— start of Dataset extract —

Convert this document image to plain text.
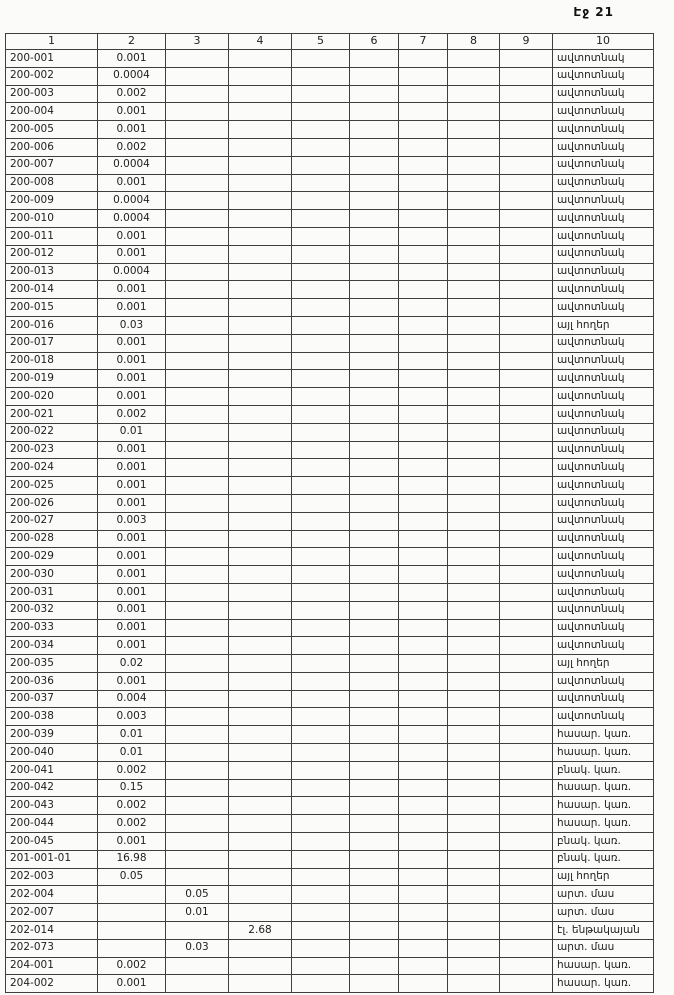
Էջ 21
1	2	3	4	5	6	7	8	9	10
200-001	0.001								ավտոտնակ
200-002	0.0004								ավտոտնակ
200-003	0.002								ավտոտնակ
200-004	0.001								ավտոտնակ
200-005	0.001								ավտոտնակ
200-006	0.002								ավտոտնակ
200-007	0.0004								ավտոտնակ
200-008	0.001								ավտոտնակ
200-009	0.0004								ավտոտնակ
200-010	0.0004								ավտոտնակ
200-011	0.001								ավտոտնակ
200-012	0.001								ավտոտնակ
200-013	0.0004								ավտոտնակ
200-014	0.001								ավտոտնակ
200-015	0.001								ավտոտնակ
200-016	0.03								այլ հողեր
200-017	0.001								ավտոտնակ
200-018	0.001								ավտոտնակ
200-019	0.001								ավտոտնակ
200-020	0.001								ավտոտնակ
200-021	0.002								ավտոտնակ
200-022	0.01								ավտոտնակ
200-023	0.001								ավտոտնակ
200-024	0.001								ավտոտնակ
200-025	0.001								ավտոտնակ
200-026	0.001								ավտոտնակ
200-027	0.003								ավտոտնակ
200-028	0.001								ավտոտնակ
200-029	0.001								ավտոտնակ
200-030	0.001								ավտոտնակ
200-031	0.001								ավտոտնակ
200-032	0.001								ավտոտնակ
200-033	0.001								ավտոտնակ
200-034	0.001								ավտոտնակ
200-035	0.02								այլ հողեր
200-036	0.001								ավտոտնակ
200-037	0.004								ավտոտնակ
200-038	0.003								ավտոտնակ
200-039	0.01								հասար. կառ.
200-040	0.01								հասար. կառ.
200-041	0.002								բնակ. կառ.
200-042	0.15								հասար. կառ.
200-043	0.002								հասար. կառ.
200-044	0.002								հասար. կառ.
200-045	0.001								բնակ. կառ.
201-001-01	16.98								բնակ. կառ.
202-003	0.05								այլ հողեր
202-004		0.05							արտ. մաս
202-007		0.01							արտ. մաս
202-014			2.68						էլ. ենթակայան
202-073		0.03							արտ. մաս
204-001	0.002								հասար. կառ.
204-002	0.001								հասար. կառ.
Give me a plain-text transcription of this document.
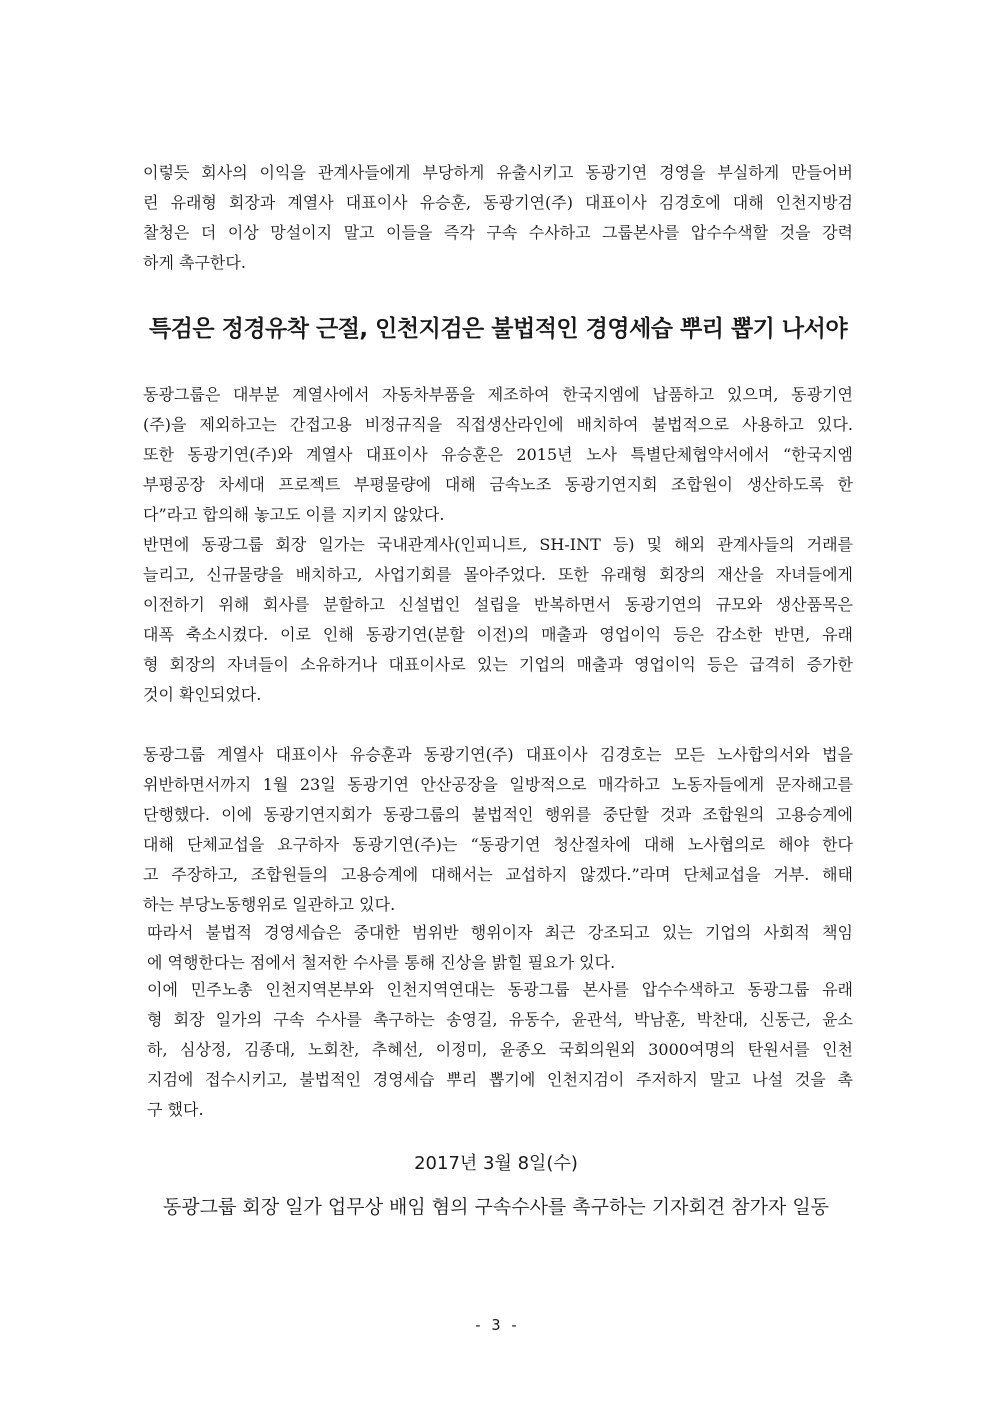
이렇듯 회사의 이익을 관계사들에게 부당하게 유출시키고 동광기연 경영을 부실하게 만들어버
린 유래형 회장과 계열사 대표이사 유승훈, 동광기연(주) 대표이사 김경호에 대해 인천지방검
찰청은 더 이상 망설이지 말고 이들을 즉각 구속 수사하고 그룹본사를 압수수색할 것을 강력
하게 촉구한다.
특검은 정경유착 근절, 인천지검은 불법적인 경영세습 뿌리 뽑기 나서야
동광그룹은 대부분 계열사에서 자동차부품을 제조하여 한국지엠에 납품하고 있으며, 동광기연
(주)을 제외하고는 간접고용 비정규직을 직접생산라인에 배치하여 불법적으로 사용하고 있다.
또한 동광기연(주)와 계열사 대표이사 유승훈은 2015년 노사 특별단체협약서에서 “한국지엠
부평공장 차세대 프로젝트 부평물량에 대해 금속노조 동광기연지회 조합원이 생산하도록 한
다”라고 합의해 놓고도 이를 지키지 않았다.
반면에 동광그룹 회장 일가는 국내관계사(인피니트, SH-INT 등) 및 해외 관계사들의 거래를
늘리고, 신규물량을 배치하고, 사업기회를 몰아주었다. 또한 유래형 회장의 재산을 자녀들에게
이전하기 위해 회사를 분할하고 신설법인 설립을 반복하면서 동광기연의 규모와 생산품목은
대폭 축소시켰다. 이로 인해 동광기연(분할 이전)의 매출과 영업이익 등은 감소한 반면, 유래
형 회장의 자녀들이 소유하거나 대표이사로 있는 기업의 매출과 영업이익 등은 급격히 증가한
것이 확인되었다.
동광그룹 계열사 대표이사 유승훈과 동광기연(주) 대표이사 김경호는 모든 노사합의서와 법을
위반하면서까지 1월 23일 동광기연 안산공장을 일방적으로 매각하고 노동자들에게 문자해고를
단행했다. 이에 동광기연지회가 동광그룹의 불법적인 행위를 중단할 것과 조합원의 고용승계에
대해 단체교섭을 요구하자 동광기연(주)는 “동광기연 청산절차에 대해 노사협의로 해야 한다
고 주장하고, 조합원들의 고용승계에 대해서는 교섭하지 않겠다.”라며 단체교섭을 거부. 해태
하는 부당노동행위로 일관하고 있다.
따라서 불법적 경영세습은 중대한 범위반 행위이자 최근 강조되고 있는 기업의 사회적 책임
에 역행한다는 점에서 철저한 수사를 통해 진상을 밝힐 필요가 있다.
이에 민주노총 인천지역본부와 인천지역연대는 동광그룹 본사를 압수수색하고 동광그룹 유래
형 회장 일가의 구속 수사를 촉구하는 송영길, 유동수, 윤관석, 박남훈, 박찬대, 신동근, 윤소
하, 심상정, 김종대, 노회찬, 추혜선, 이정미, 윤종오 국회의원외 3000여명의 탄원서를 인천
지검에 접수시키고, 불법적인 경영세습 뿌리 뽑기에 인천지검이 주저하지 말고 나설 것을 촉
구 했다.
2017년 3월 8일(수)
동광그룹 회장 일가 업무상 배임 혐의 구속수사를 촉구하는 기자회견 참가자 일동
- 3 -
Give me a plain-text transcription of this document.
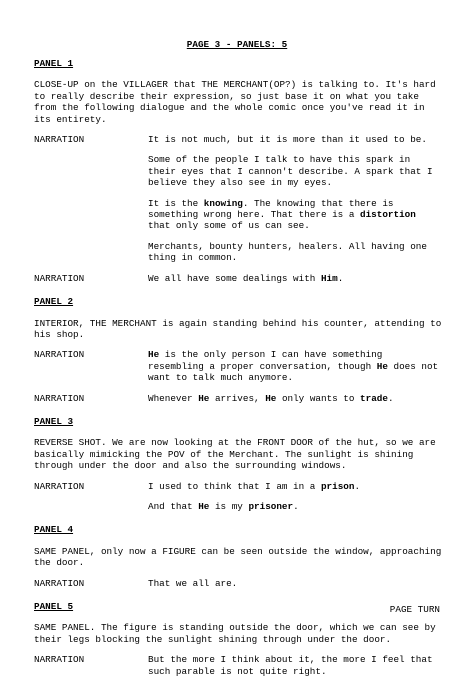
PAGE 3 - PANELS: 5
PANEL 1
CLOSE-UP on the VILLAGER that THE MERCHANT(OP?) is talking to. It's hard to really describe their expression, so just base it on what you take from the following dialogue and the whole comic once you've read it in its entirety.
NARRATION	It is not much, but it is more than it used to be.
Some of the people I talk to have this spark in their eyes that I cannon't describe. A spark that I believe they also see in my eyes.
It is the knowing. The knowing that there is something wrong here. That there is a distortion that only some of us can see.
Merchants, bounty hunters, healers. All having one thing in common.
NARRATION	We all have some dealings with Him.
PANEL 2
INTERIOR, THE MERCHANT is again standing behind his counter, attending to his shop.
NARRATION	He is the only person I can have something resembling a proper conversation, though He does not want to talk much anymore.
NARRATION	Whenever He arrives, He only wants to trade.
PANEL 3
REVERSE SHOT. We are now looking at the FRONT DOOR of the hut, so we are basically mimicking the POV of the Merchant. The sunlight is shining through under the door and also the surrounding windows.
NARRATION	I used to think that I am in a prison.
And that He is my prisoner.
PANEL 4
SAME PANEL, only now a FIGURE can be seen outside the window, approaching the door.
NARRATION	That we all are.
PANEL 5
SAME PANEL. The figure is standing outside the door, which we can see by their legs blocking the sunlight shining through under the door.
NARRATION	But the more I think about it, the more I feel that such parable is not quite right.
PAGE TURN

— end of Dataset extract —

Instructions to follow:
Exactly how many lines contain "հողեր"? State the number and nothing else.

Exercise solution:
3